===== Source data =====
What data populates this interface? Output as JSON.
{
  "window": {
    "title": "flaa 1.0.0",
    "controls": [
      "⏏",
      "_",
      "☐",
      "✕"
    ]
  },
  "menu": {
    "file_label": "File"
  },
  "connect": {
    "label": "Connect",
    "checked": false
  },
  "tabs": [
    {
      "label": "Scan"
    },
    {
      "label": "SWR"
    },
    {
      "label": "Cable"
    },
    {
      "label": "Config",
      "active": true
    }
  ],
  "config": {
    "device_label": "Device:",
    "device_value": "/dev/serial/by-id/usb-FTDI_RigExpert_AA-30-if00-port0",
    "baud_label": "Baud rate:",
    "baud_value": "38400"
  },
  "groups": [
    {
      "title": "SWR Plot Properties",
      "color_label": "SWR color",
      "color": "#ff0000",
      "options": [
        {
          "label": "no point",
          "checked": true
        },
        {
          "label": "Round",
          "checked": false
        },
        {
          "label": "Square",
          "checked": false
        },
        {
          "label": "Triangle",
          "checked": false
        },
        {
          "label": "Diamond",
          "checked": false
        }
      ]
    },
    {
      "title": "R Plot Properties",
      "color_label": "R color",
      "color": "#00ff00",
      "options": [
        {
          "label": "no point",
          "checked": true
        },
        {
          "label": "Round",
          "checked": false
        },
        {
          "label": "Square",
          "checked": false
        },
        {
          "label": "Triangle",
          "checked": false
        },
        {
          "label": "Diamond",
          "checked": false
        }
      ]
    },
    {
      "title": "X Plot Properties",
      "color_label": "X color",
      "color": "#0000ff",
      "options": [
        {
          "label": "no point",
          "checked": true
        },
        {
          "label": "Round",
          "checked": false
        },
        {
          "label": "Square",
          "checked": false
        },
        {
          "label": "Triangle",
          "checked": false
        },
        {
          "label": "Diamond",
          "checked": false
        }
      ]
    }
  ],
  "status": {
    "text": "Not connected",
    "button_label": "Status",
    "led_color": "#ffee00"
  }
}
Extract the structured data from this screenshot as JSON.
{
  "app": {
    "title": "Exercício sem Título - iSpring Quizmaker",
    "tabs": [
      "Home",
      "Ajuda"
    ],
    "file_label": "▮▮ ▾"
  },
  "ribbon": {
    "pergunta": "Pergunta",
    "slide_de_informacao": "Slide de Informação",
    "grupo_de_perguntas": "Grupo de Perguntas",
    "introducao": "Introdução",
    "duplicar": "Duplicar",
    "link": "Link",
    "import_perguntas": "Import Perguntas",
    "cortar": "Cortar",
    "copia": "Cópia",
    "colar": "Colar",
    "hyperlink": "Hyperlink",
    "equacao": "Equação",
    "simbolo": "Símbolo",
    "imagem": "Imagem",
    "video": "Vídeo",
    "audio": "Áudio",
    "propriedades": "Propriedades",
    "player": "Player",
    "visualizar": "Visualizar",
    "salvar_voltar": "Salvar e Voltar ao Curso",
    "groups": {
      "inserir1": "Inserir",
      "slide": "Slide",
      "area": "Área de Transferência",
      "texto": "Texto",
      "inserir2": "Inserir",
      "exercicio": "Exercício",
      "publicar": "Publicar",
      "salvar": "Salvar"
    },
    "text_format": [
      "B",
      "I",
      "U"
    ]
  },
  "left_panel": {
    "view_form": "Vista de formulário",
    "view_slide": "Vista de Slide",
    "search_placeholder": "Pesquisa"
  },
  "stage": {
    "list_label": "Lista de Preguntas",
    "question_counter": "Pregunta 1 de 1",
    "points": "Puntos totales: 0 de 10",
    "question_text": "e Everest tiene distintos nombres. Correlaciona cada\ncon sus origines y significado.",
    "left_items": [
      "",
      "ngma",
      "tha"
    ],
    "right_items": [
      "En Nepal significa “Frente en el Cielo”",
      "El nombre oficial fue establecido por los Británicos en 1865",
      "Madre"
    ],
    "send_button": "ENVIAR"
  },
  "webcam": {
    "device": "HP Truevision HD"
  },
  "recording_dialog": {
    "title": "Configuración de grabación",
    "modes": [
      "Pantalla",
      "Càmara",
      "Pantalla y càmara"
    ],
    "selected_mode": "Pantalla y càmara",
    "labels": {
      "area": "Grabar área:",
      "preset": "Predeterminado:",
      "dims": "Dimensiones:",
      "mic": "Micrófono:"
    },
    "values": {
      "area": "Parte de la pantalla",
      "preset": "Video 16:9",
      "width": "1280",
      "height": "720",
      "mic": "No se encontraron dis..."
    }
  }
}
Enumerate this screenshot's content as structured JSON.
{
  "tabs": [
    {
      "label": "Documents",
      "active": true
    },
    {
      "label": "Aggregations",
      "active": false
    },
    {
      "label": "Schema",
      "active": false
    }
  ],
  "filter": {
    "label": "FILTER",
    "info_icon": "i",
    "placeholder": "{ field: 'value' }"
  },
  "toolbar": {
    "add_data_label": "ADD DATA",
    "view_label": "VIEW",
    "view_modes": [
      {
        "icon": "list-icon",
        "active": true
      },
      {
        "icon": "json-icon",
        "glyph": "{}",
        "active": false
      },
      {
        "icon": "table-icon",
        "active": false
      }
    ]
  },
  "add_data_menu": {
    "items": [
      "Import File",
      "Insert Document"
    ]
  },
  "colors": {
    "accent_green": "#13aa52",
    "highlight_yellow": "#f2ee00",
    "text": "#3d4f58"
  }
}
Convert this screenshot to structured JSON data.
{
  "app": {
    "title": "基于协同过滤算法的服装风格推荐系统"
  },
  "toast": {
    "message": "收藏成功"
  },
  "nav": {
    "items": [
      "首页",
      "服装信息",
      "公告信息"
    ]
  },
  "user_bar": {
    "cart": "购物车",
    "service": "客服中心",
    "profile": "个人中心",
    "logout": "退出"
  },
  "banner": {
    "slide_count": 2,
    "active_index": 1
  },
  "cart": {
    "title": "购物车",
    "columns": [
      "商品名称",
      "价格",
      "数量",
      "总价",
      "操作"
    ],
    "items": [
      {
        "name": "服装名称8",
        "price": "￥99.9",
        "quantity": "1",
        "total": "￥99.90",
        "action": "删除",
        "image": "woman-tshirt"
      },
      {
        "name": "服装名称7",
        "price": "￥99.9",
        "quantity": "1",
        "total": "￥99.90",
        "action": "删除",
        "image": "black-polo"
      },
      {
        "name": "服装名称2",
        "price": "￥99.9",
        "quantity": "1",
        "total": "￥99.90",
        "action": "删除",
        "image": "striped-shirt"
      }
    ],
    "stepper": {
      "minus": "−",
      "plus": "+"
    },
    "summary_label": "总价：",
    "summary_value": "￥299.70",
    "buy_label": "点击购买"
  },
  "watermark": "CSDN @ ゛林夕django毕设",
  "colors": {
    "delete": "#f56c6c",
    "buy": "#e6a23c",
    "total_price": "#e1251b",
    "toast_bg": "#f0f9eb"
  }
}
=====
→ Exercise directions:
Extract all of the data shown above without alteration.

→ Full output:
What data populates this interface? Output as JSON.
{
  "window": {
    "title": "flaa 1.0.0",
    "controls": [
      "⏏",
      "_",
      "☐",
      "✕"
    ]
  },
  "menu": {
    "file_label": "File"
  },
  "connect": {
    "label": "Connect",
    "checked": false
  },
  "tabs": [
    {
      "label": "Scan"
    },
    {
      "label": "SWR"
    },
    {
      "label": "Cable"
    },
    {
      "label": "Config",
      "active": true
    }
  ],
  "config": {
    "device_label": "Device:",
    "device_value": "/dev/serial/by-id/usb-FTDI_RigExpert_AA-30-if00-port0",
    "baud_label": "Baud rate:",
    "baud_value": "38400"
  },
  "groups": [
    {
      "title": "SWR Plot Properties",
      "color_label": "SWR color",
      "color": "#ff0000",
      "options": [
        {
          "label": "no point",
          "checked": true
        },
        {
          "label": "Round",
          "checked": false
        },
        {
          "label": "Square",
          "checked": false
        },
        {
          "label": "Triangle",
          "checked": false
        },
        {
          "label": "Diamond",
          "checked": false
        }
      ]
    },
    {
      "title": "R Plot Properties",
      "color_label": "R color",
      "color": "#00ff00",
      "options": [
        {
          "label": "no point",
          "checked": true
        },
        {
          "label": "Round",
          "checked": false
        },
        {
          "label": "Square",
          "checked": false
        },
        {
          "label": "Triangle",
          "checked": false
        },
        {
          "label": "Diamond",
          "checked": false
        }
      ]
    },
    {
      "title": "X Plot Properties",
      "color_label": "X color",
      "color": "#0000ff",
      "options": [
        {
          "label": "no point",
          "checked": true
        },
        {
          "label": "Round",
          "checked": false
        },
        {
          "label": "Square",
          "checked": false
        },
        {
          "label": "Triangle",
          "checked": false
        },
        {
          "label": "Diamond",
          "checked": false
        }
      ]
    }
  ],
  "status": {
    "text": "Not connected",
    "button_label": "Status",
    "led_color": "#ffee00"
  }
}
Extract the structured data from this screenshot as JSON.
{
  "app": {
    "title": "Exercício sem Título - iSpring Quizmaker",
    "tabs": [
      "Home",
      "Ajuda"
    ],
    "file_label": "▮▮ ▾"
  },
  "ribbon": {
    "pergunta": "Pergunta",
    "slide_de_informacao": "Slide de Informação",
    "grupo_de_perguntas": "Grupo de Perguntas",
    "introducao": "Introdução",
    "duplicar": "Duplicar",
    "link": "Link",
    "import_perguntas": "Import Perguntas",
    "cortar": "Cortar",
    "copia": "Cópia",
    "colar": "Colar",
    "hyperlink": "Hyperlink",
    "equacao": "Equação",
    "simbolo": "Símbolo",
    "imagem": "Imagem",
    "video": "Vídeo",
    "audio": "Áudio",
    "propriedades": "Propriedades",
    "player": "Player",
    "visualizar": "Visualizar",
    "salvar_voltar": "Salvar e Voltar ao Curso",
    "groups": {
      "inserir1": "Inserir",
      "slide": "Slide",
      "area": "Área de Transferência",
      "texto": "Texto",
      "inserir2": "Inserir",
      "exercicio": "Exercício",
      "publicar": "Publicar",
      "salvar": "Salvar"
    },
    "text_format": [
      "B",
      "I",
      "U"
    ]
  },
  "left_panel": {
    "view_form": "Vista de formulário",
    "view_slide": "Vista de Slide",
    "search_placeholder": "Pesquisa"
  },
  "stage": {
    "list_label": "Lista de Preguntas",
    "question_counter": "Pregunta 1 de 1",
    "points": "Puntos totales: 0 de 10",
    "question_text": "e Everest tiene distintos nombres. Correlaciona cada\ncon sus origines y significado.",
    "left_items": [
      "",
      "ngma",
      "tha"
    ],
    "right_items": [
      "En Nepal significa “Frente en el Cielo”",
      "El nombre oficial fue establecido por los Británicos en 1865",
      "Madre"
    ],
    "send_button": "ENVIAR"
  },
  "webcam": {
    "device": "HP Truevision HD"
  },
  "recording_dialog": {
    "title": "Configuración de grabación",
    "modes": [
      "Pantalla",
      "Càmara",
      "Pantalla y càmara"
    ],
    "selected_mode": "Pantalla y càmara",
    "labels": {
      "area": "Grabar área:",
      "preset": "Predeterminado:",
      "dims": "Dimensiones:",
      "mic": "Micrófono:"
    },
    "values": {
      "area": "Parte de la pantalla",
      "preset": "Video 16:9",
      "width": "1280",
      "height": "720",
      "mic": "No se encontraron dis..."
    }
  }
}
Enumerate this screenshot's content as structured JSON.
{
  "tabs": [
    {
      "label": "Documents",
      "active": true
    },
    {
      "label": "Aggregations",
      "active": false
    },
    {
      "label": "Schema",
      "active": false
    }
  ],
  "filter": {
    "label": "FILTER",
    "info_icon": "i",
    "placeholder": "{ field: 'value' }"
  },
  "toolbar": {
    "add_data_label": "ADD DATA",
    "view_label": "VIEW",
    "view_modes": [
      {
        "icon": "list-icon",
        "active": true
      },
      {
        "icon": "json-icon",
        "glyph": "{}",
        "active": false
      },
      {
        "icon": "table-icon",
        "active": false
      }
    ]
  },
  "add_data_menu": {
    "items": [
      "Import File",
      "Insert Document"
    ]
  },
  "colors": {
    "accent_green": "#13aa52",
    "highlight_yellow": "#f2ee00",
    "text": "#3d4f58"
  }
}
Convert this screenshot to structured JSON data.
{
  "app": {
    "title": "基于协同过滤算法的服装风格推荐系统"
  },
  "toast": {
    "message": "收藏成功"
  },
  "nav": {
    "items": [
      "首页",
      "服装信息",
      "公告信息"
    ]
  },
  "user_bar": {
    "cart": "购物车",
    "service": "客服中心",
    "profile": "个人中心",
    "logout": "退出"
  },
  "banner": {
    "slide_count": 2,
    "active_index": 1
  },
  "cart": {
    "title": "购物车",
    "columns": [
      "商品名称",
      "价格",
      "数量",
      "总价",
      "操作"
    ],
    "items": [
      {
        "name": "服装名称8",
        "price": "￥99.9",
        "quantity": "1",
        "total": "￥99.90",
        "action": "删除",
        "image": "woman-tshirt"
      },
      {
        "name": "服装名称7",
        "price": "￥99.9",
        "quantity": "1",
        "total": "￥99.90",
        "action": "删除",
        "image": "black-polo"
      },
      {
        "name": "服装名称2",
        "price": "￥99.9",
        "quantity": "1",
        "total": "￥99.90",
        "action": "删除",
        "image": "striped-shirt"
      }
    ],
    "stepper": {
      "minus": "−",
      "plus": "+"
    },
    "summary_label": "总价：",
    "summary_value": "￥299.70",
    "buy_label": "点击购买"
  },
  "watermark": "CSDN @ ゛林夕django毕设",
  "colors": {
    "delete": "#f56c6c",
    "buy": "#e6a23c",
    "total_price": "#e1251b",
    "toast_bg": "#f0f9eb"
  }
}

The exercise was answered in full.